> **Aim**: Retype, word for word, the line containing "Read this page and output its text content." and every line after it to the end. Skip pictures.

Data records
==*==

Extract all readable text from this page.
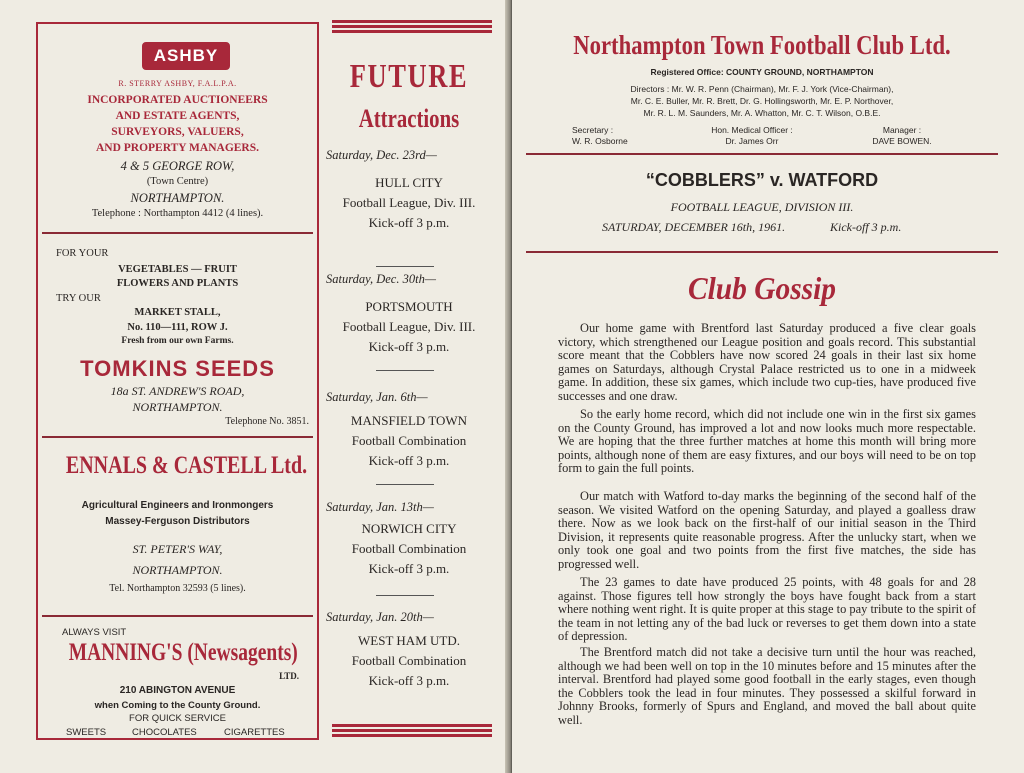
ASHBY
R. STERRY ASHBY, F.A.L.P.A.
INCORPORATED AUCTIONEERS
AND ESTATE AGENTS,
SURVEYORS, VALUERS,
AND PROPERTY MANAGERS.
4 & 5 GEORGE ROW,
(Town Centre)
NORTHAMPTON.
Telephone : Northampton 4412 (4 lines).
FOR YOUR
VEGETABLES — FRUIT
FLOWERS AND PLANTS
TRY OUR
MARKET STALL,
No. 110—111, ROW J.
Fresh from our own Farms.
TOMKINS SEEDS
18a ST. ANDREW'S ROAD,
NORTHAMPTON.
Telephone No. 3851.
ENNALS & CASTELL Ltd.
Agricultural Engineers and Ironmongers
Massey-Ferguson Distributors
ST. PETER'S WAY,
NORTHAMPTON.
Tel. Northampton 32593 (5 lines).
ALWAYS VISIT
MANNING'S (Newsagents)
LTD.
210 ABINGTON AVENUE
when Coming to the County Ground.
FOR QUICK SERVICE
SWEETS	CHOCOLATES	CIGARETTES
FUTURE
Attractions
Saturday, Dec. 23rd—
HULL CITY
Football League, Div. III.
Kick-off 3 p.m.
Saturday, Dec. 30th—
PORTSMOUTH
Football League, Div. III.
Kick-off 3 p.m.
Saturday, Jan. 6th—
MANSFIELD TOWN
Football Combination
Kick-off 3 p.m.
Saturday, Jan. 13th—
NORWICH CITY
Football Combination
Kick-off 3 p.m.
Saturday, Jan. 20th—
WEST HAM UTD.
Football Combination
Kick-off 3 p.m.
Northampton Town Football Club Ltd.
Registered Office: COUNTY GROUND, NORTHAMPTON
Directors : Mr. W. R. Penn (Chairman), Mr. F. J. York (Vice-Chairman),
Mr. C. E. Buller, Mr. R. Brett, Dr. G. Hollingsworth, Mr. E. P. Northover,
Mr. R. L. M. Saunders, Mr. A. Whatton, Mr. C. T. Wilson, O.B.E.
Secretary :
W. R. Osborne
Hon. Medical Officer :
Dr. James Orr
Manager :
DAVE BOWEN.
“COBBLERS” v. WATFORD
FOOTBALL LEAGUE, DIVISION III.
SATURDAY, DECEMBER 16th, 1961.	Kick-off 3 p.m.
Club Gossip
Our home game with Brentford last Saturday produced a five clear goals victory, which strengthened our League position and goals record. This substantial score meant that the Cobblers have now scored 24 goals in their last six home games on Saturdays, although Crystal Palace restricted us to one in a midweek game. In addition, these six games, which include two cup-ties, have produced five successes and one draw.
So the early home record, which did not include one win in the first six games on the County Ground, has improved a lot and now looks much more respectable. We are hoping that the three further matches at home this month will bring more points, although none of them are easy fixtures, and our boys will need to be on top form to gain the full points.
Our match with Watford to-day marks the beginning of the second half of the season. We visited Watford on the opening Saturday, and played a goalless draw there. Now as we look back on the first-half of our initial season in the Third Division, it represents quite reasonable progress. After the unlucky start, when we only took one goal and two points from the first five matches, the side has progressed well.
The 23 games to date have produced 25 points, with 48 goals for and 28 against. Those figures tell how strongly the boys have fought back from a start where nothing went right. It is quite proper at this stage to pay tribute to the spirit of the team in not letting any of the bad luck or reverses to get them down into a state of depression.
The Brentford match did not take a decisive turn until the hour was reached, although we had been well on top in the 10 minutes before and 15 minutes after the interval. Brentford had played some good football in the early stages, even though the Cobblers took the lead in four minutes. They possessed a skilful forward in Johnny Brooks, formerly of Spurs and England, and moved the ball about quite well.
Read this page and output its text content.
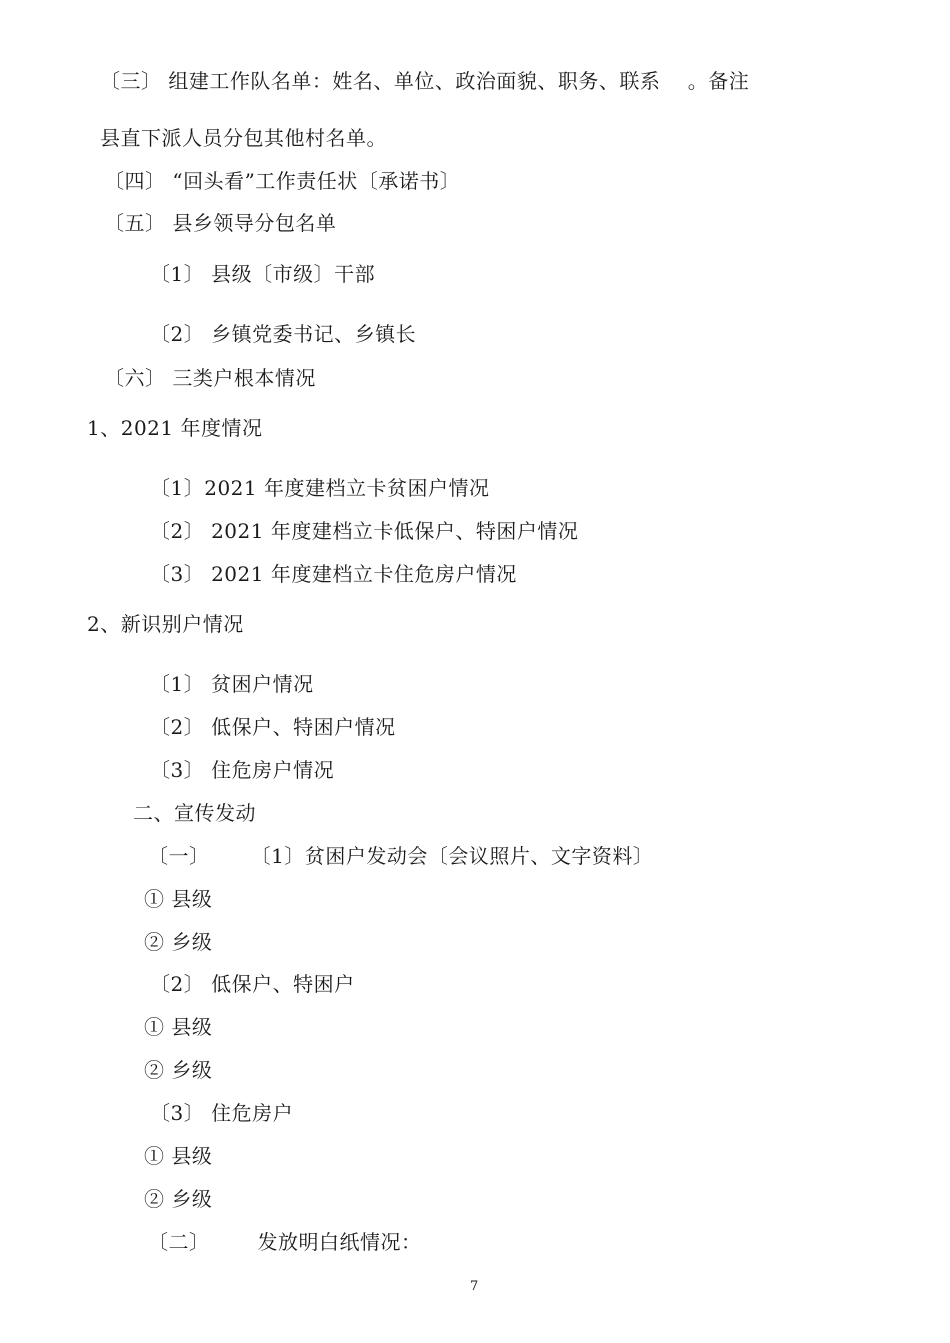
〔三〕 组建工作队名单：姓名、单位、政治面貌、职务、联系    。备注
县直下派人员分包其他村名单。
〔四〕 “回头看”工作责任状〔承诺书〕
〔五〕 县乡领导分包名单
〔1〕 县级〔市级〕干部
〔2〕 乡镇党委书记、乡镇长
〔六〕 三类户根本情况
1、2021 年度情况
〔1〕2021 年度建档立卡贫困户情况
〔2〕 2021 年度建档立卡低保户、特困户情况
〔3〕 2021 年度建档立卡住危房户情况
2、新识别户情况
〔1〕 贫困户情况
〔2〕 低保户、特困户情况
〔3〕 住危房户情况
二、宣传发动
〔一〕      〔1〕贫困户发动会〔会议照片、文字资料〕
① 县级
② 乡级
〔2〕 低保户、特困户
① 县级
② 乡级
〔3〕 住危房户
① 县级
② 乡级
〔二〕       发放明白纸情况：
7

==*==

> **Expected output**:
Read this page and output its text content.
〔三〕 组建工作队名单：姓名、单位、政治面貌、职务、联系    。备注
县直下派人员分包其他村名单。
〔四〕 “回头看”工作责任状〔承诺书〕
〔五〕 县乡领导分包名单
〔1〕 县级〔市级〕干部
〔2〕 乡镇党委书记、乡镇长
〔六〕 三类户根本情况
1、2021 年度情况
〔1〕2021 年度建档立卡贫困户情况
〔2〕 2021 年度建档立卡低保户、特困户情况
〔3〕 2021 年度建档立卡住危房户情况
2、新识别户情况
〔1〕 贫困户情况
〔2〕 低保户、特困户情况
〔3〕 住危房户情况
二、宣传发动
〔一〕      〔1〕贫困户发动会〔会议照片、文字资料〕
① 县级
② 乡级
〔2〕 低保户、特困户
① 县级
② 乡级
〔3〕 住危房户
① 县级
② 乡级
〔二〕       发放明白纸情况：
7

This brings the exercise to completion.